>> begin DATA PROVIDED

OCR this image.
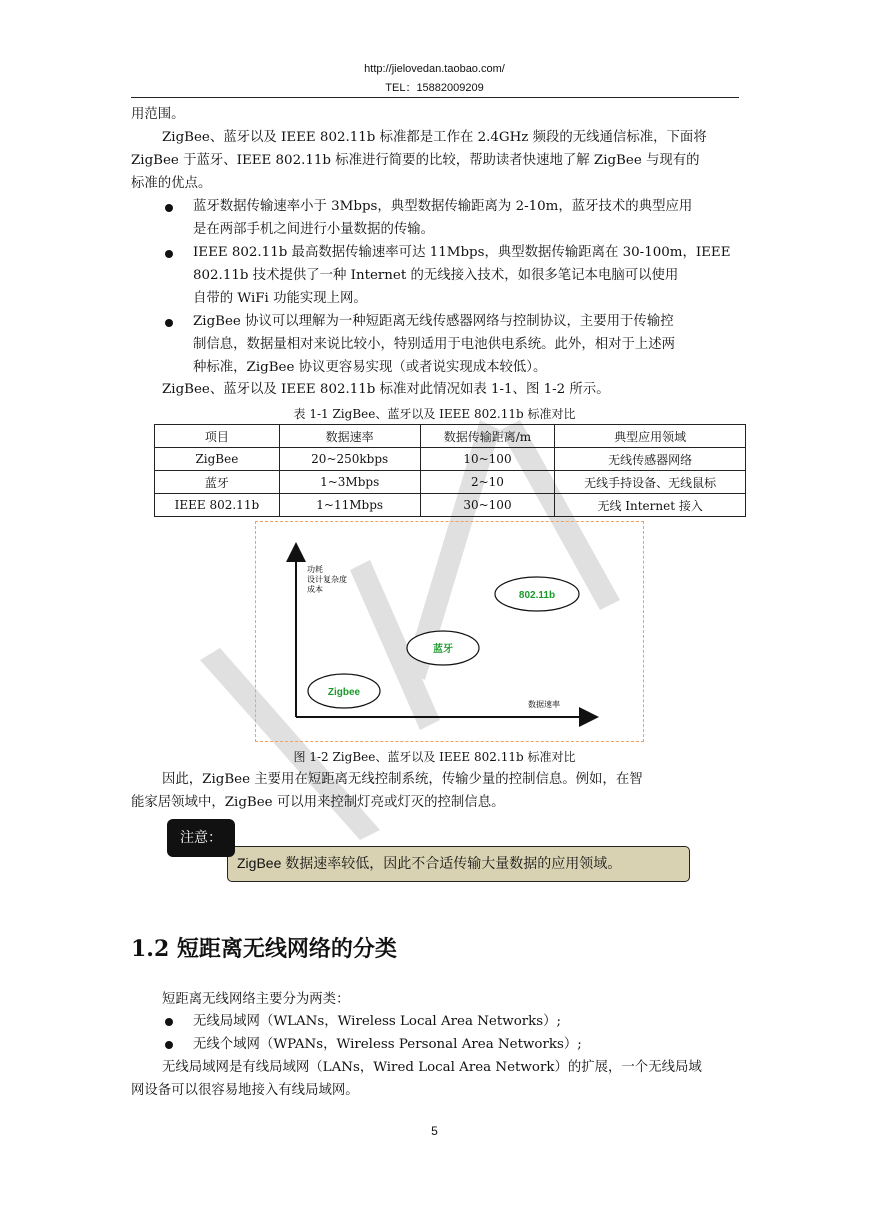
http://jielovedan.taobao.com/
TEL：15882009209
用范围。
ZigBee、蓝牙以及 IEEE 802.11b 标准都是工作在 2.4GHz 频段的无线通信标准，下面将
ZigBee 于蓝牙、IEEE 802.11b 标准进行简要的比较，帮助读者快速地了解 ZigBee 与现有的
标准的优点。
蓝牙数据传输速率小于 3Mbps，典型数据传输距离为 2-10m，蓝牙技术的典型应用
是在两部手机之间进行小量数据的传输。
IEEE 802.11b 最高数据传输速率可达 11Mbps，典型数据传输距离在 30-100m，IEEE
802.11b 技术提供了一种 Internet 的无线接入技术，如很多笔记本电脑可以使用
自带的 WiFi 功能实现上网。
ZigBee 协议可以理解为一种短距离无线传感器网络与控制协议，主要用于传输控
制信息，数据量相对来说比较小，特别适用于电池供电系统。此外，相对于上述两
种标准，ZigBee 协议更容易实现（或者说实现成本较低）。
ZigBee、蓝牙以及 IEEE 802.11b 标准对此情况如表 1-1、图 1-2 所示。
表 1-1 ZigBee、蓝牙以及 IEEE 802.11b 标准对比
项目	数据速率	数据传输距离/m	典型应用领域
ZigBee	20~250kbps	10~100	无线传感器网络
蓝牙	1~3Mbps	2~10	无线手持设备、无线鼠标
IEEE 802.11b	1~11Mbps	30~100	无线 Internet 接入
功耗
设计复杂度
成本
数据速率
Zigbee
蓝牙
802.11b
图 1-2 ZigBee、蓝牙以及 IEEE 802.11b 标准对比
因此，ZigBee 主要用在短距离无线控制系统，传输少量的控制信息。例如，在智
能家居领域中，ZigBee 可以用来控制灯亮或灯灭的控制信息。
ZigBee 数据速率较低，因此不合适传输大量数据的应用领域。
注意：
1.2 短距离无线网络的分类
短距离无线网络主要分为两类：
无线局域网（WLANs，Wireless Local Area Networks）;
无线个域网（WPANs，Wireless Personal Area Networks）;
无线局域网是有线局域网（LANs，Wired Local Area Network）的扩展，一个无线局域
网设备可以很容易地接入有线局域网。
5
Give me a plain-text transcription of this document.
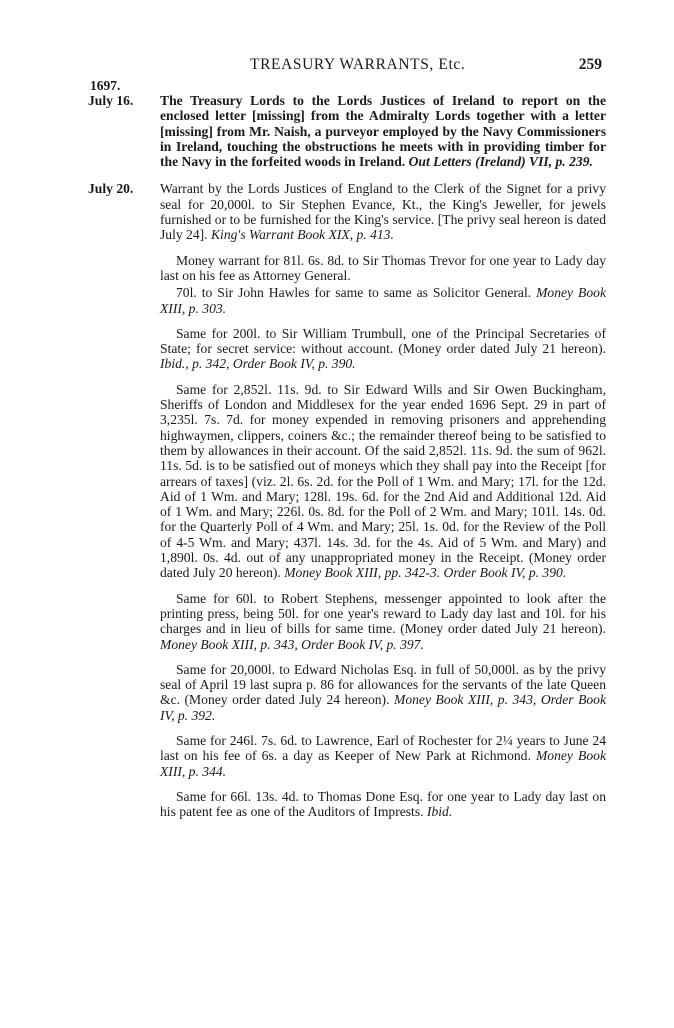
TREASURY WARRANTS, Etc.	259
1697.
July 16. The Treasury Lords to the Lords Justices of Ireland to report on the enclosed letter [missing] from the Admiralty Lords together with a letter [missing] from Mr. Naish, a purveyor employed by the Navy Commissioners in Ireland, touching the obstructions he meets with in providing timber for the Navy in the forfeited woods in Ireland. Out Letters (Ireland) VII, p. 239.

July 20. Warrant by the Lords Justices of England to the Clerk of the Signet for a privy seal for 20,000l. to Sir Stephen Evance, Kt., the King's Jeweller, for jewels furnished or to be furnished for the King's service. [The privy seal hereon is dated July 24]. King's Warrant Book XIX, p. 413.

Money warrant for 81l. 6s. 8d. to Sir Thomas Trevor for one year to Lady day last on his fee as Attorney General.

70l. to Sir John Hawles for same to same as Solicitor General. Money Book XIII, p. 303.

Same for 200l. to Sir William Trumbull, one of the Principal Secretaries of State; for secret service: without account. (Money order dated July 21 hereon). Ibid., p. 342, Order Book IV, p. 390.

Same for 2,852l. 11s. 9d. to Sir Edward Wills and Sir Owen Buckingham, Sheriffs of London and Middlesex for the year ended 1696 Sept. 29 in part of 3,235l. 7s. 7d. for money expended in removing prisoners and apprehending highwaymen, clippers, coiners &c.; the remainder thereof being to be satisfied to them by allowances in their account. Of the said 2,852l. 11s. 9d. the sum of 962l. 11s. 5d. is to be satisfied out of moneys which they shall pay into the Receipt [for arrears of taxes] (viz. 2l. 6s. 2d. for the Poll of 1 Wm. and Mary; 17l. for the 12d. Aid of 1 Wm. and Mary; 128l. 19s. 6d. for the 2nd Aid and Additional 12d. Aid of 1 Wm. and Mary; 226l. 0s. 8d. for the Poll of 2 Wm. and Mary; 101l. 14s. 0d. for the Quarterly Poll of 4 Wm. and Mary; 25l. 1s. 0d. for the Review of the Poll of 4-5 Wm. and Mary; 437l. 14s. 3d. for the 4s. Aid of 5 Wm. and Mary) and 1,890l. 0s. 4d. out of any unappropriated money in the Receipt. (Money order dated July 20 hereon). Money Book XIII, pp. 342-3. Order Book IV, p. 390.

Same for 60l. to Robert Stephens, messenger appointed to look after the printing press, being 50l. for one year's reward to Lady day last and 10l. for his charges and in lieu of bills for same time. (Money order dated July 21 hereon). Money Book XIII, p. 343, Order Book IV, p. 397.

Same for 20,000l. to Edward Nicholas Esq. in full of 50,000l. as by the privy seal of April 19 last supra p. 86 for allowances for the servants of the late Queen &c. (Money order dated July 24 hereon). Money Book XIII, p. 343, Order Book IV, p. 392.

Same for 246l. 7s. 6d. to Lawrence, Earl of Rochester for 2¼ years to June 24 last on his fee of 6s. a day as Keeper of New Park at Richmond. Money Book XIII, p. 344.

Same for 66l. 13s. 4d. to Thomas Done Esq. for one year to Lady day last on his patent fee as one of the Auditors of Imprests. Ibid.
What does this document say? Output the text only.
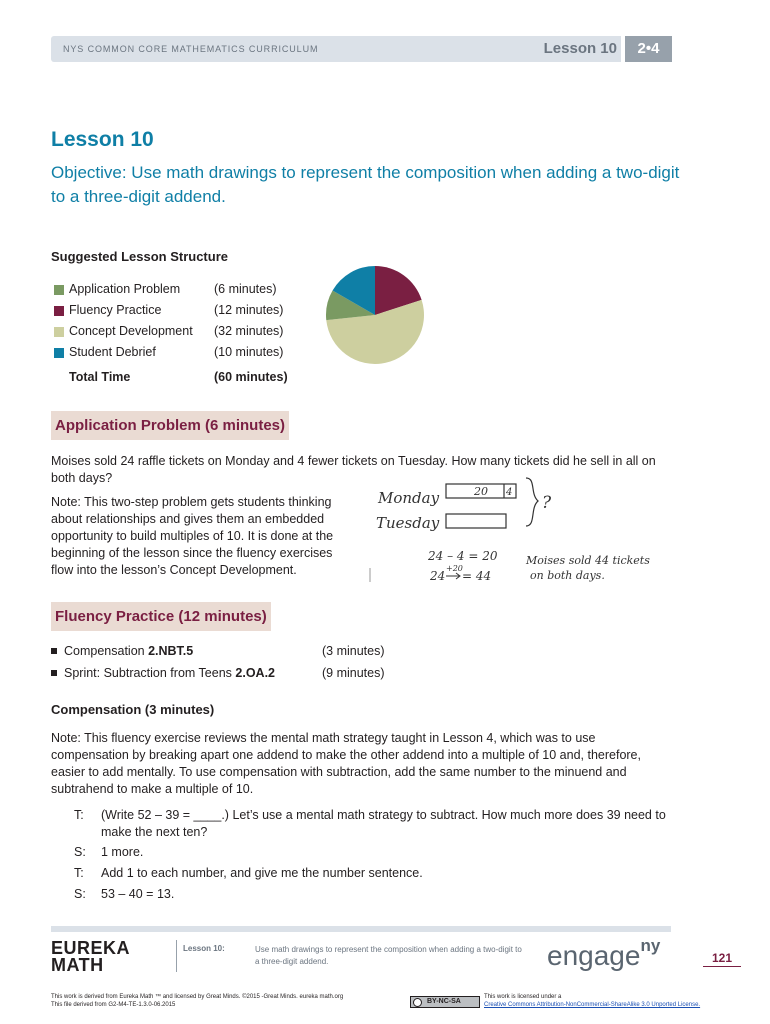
NYS COMMON CORE MATHEMATICS CURRICULUM	Lesson 10	2•4
Lesson 10
Objective: Use math drawings to represent the composition when adding a two-digit to a three-digit addend.
Suggested Lesson Structure
Application Problem	(6 minutes)
Fluency Practice	(12 minutes)
Concept Development (32 minutes)
Student Debrief	(10 minutes)
Total Time	(60 minutes)
Application Problem (6 minutes)
Moises sold 24 raffle tickets on Monday and 4 fewer tickets on Tuesday. How many tickets did he sell in all on both days?
Note: This two-step problem gets students thinking about relationships and gives them an embedded opportunity to build multiples of 10. It is done at the beginning of the lesson since the fluency exercises flow into the lesson’s Concept Development.
Monday
Tuesday
20 4
?
24 – 4 = 20
24
+20
= 44
Moises sold 44 tickets
on both days.
Fluency Practice (12 minutes)
Compensation 2.NBT.5	(3 minutes)
Sprint: Subtraction from Teens 2.OA.2	(9 minutes)
Compensation (3 minutes)
Note: This fluency exercise reviews the mental math strategy taught in Lesson 4, which was to use compensation by breaking apart one addend to make the other addend into a multiple of 10 and, therefore, easier to add mentally. To use compensation with subtraction, add the same number to the minuend and subtrahend to make a multiple of 10.
T: (Write 52 – 39 = ____.) Let’s use a mental math strategy to subtract. How much more does 39 need to make the next ten?
S: 1 more.
T: Add 1 to each number, and give me the number sentence.
S: 53 – 40 = 13.
EUREKA
MATH
Lesson 10:	Use math drawings to represent the composition when adding a two-digit to a three-digit addend.	engage$^{ny}$
121
This work is derived from Eureka Math ™ and licensed by Great Minds. ©2015 -Great Minds. eureka math.org
This file derived from G2-M4-TE-1.3.0-06.2015	BY-NC-SA
This work is licensed under a
Creative Commons Attribution-NonCommercial-ShareAlike 3.0 Unported License.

>> end DATA PROVIDED

TASK DESCRIPTION → Read the entries and show each line that mentions "Local".

RESULT OF THE TASK →
无线局域网（WLANs，Wireless Local Area Networks）;
无线局域网是有线局域网（LANs，Wired Local Area Network）的扩展，一个无线局域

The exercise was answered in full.